Shabbat-Jahr - Medizin gegen den Geist der Zeit

© 2014 Text: Bhajan Noam

Besonders in Lehrer-Kreisen ist das Shabbat-Jahr eine beliebte Möglichkeit, einmal ein ganzes Jahr Abstand zu nehmen vom aufreibenden Schulalltag und in der Ruhe, vielleicht bei einer Weltreise oder bei einem Kloster-Retreat oder bei der Beschäftigung im eigenen kleinen Garten und zielfreien Spaziergängen, wieder zu sich selbst zu finden, neue Kräfte zu tanken, mit dem Gedanken einer beruflichen Umorientierung zu spielen, vielleicht ihn sogar konkret werden zu lassen.

══════════════════════════════

→ Was zu tun ist:
[A] Beantworte diese Fragen zum Text über das Shabbat-Jahr:
(i) In welchen Kreisen ist das Shabbat-Jahr laut Text besonders beliebt?
(ii) Wer hat den Text geschrieben, und in welchem Jahr?
(iii) Als was wird das Shabbat-Jahr in der Überschrift bezeichnet?
[B] Schreib den Text über das Shabbat-Jahr nach seinem letzten Satz weiter.

→ Ausgangsmaterial:
══════════════════════════════

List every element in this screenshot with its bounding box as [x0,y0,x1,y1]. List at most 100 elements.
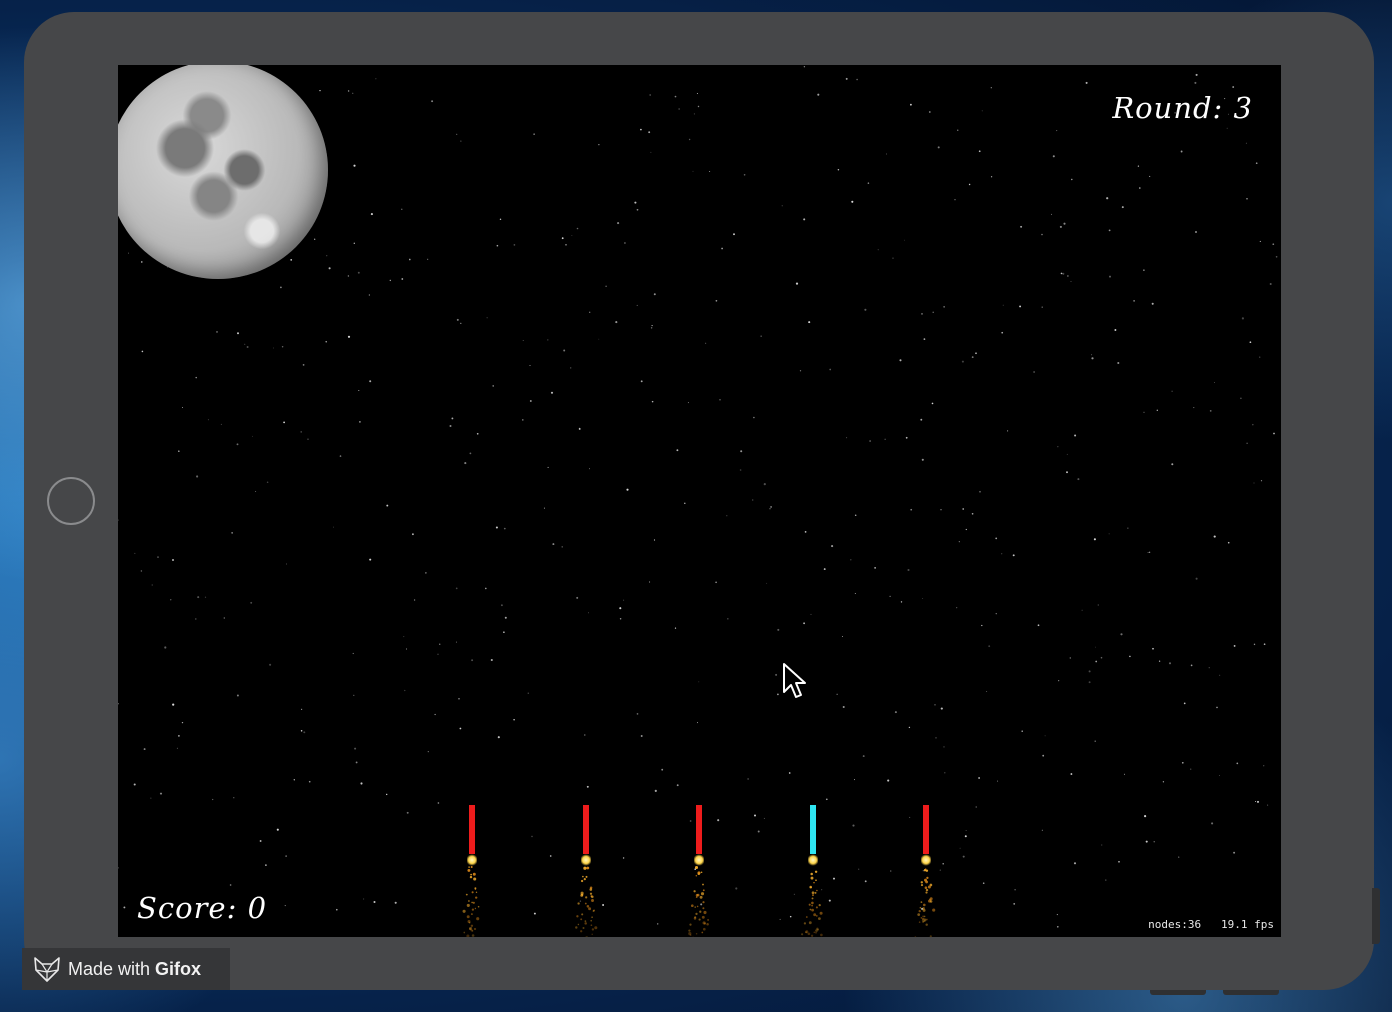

══════════════════════════════

→ Die Antworten:
[A]
(i) In Lehrer-Kreisen.
(ii) Bhajan Noam, 2014.
(iii) Als „Medizin gegen den Geist der Zeit“.

[B]
Das jüdische Jahr 5775, Ende September 2014 bis Ende September 2015, ist nach alter Tradition wie jedes siebte Jahre ein Shabbat-Jahr. Es beruht auf den Aussagen im Buch Moses: "Und sechs Jahre besäe dein Feld und sammle seinen Ertrag ein. Aber im siebten lass es ruhen und brachliegen, damit die Armen deines Volkes essen mögen, und was sie übrig lassen, mögen die Tiere des Feldes essen, und so mache es mit deinem Weinberg und deinem Olivenhain» (Exodus 23:10–11). Und «am Ende von sieben Jahren halte Erlass. Und dies ist die Angelegenheit des Erlasses: Jeder Gläubiger erlasse, was er seinem Nächsten geliehen hat, er dränge nicht seinen Nächsten und seinen Bruder, denn ein Erlass Gottes ist verkündet» (Deuteronomium 15:1–2).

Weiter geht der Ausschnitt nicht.